/---

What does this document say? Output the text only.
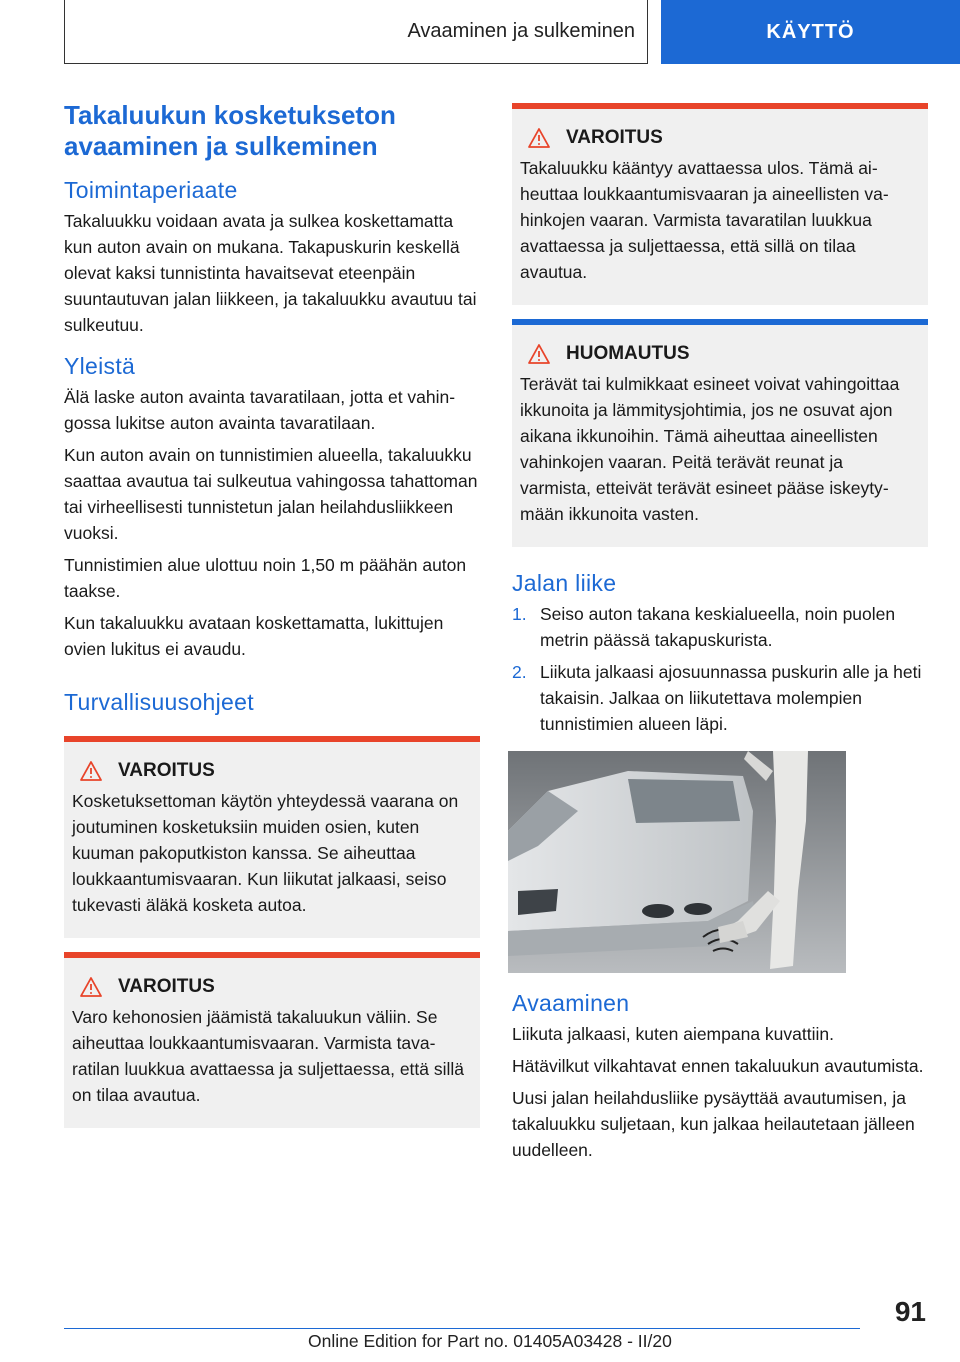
Avaaminen ja sulkeminen	KÄYTTÖ
Takaluukun kosketukseton avaaminen ja sulkeminen
Toimintaperiaate

Takaluukku voidaan avata ja sulkea koskettamatta kun auton avain on mukana. Takapuskurin keskellä olevat kaksi tunnistinta havaitsevat eteenpäin suuntautuvan jalan liikkeen, ja takaluukku avautuu tai sulkeutuu.

Yleistä

Älä laske auton avainta tavaratilaan, jotta et vahingossa lukitse auton avainta tavaratilaan.

Kun auton avain on tunnistimien alueella, takaluukku saattaa avautua tai sulkeutua vahingossa tahattoman tai virheellisesti tunnistetun jalan heilahdusliikkeen vuoksi.

Tunnistimien alue ulottuu noin 1,50 m päähän auton taakse.

Kun takaluukku avataan koskettamatta, lukittujen ovien lukitus ei avaudu.

Turvallisuusohjeet
VAROITUS

Kosketuksettoman käytön yhteydessä vaarana on joutuminen kosketuksiin muiden osien, kuten kuuman pakoputkiston kanssa. Se aiheuttaa loukkaantumisvaaran. Kun liikutat jalkaasi, seiso tukevasti äläkä kosketa autoa.

VAROITUS

Varo kehonosien jäämistä takaluukun väliin. Se aiheuttaa loukkaantumisvaaran. Varmista tavaratilan luukkua avattaessa ja suljettaessa, että sillä on tilaa avautua.

VAROITUS

Takaluukku kääntyy avattaessa ulos. Tämä aiheuttaa loukkaantumisvaaran ja aineellisten vahinkojen vaaran. Varmista tavaratilan luukkua avattaessa ja suljettaessa, että sillä on tilaa avautua.

HUOMAUTUS

Terävät tai kulmikkaat esineet voivat vahingoittaa ikkunoita ja lämmitysjohtimia, jos ne osuvat ajon aikana ikkunoihin. Tämä aiheuttaa aineellisten vahinkojen vaaran. Peitä terävät reunat ja varmista, etteivät terävät esineet pääse iskeytymään ikkunoita vasten.

Jalan liike
1. Seiso auton takana keskialueella, noin puolen metrin päässä takapuskurista.
2. Liikuta jalkaasi ajosuunnassa puskurin alle ja heti takaisin. Jalkaa on liikutettava molempien tunnistimien alueen läpi.
Avaaminen

Liikuta jalkaasi, kuten aiempana kuvattiin.

Hätävilkut vilkahtavat ennen takaluukun avautumista.

Uusi jalan heilahdusliike pysäyttää avautumisen, ja takaluukku suljetaan, kun jalkaa heilautetaan jälleen uudelleen.

91
Online Edition for Part no. 01405A03428 - II/20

\---

EXERCISE DESCRIPTION:
What is the number of lines in the listing above that contain the string "sulkeminen"? Give only the number.

ANSWER BELOW:
2